DATA SUPPLIED:
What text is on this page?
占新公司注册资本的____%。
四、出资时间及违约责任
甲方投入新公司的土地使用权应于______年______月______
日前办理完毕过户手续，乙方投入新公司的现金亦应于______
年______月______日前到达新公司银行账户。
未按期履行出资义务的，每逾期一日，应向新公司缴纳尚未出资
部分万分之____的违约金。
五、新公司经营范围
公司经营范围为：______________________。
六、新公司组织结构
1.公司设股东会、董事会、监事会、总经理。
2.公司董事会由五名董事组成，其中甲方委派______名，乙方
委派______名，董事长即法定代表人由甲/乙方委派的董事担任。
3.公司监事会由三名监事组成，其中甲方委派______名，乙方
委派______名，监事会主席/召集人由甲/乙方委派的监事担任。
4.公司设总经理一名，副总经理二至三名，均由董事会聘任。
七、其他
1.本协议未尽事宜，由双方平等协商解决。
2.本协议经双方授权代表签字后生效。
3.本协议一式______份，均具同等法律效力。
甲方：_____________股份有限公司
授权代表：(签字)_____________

INSTRUCTIONS TO FOLLOW:
In this exercise, repeat all entries exactly.

EXPECTED ANSWER:
What text is on this page?
占新公司注册资本的____%。
四、出资时间及违约责任
甲方投入新公司的土地使用权应于______年______月______
日前办理完毕过户手续，乙方投入新公司的现金亦应于______
年______月______日前到达新公司银行账户。
未按期履行出资义务的，每逾期一日，应向新公司缴纳尚未出资
部分万分之____的违约金。
五、新公司经营范围
公司经营范围为：______________________。
六、新公司组织结构
1.公司设股东会、董事会、监事会、总经理。
2.公司董事会由五名董事组成，其中甲方委派______名，乙方
委派______名，董事长即法定代表人由甲/乙方委派的董事担任。
3.公司监事会由三名监事组成，其中甲方委派______名，乙方
委派______名，监事会主席/召集人由甲/乙方委派的监事担任。
4.公司设总经理一名，副总经理二至三名，均由董事会聘任。
七、其他
1.本协议未尽事宜，由双方平等协商解决。
2.本协议经双方授权代表签字后生效。
3.本协议一式______份，均具同等法律效力。
甲方：_____________股份有限公司
授权代表：(签字)_____________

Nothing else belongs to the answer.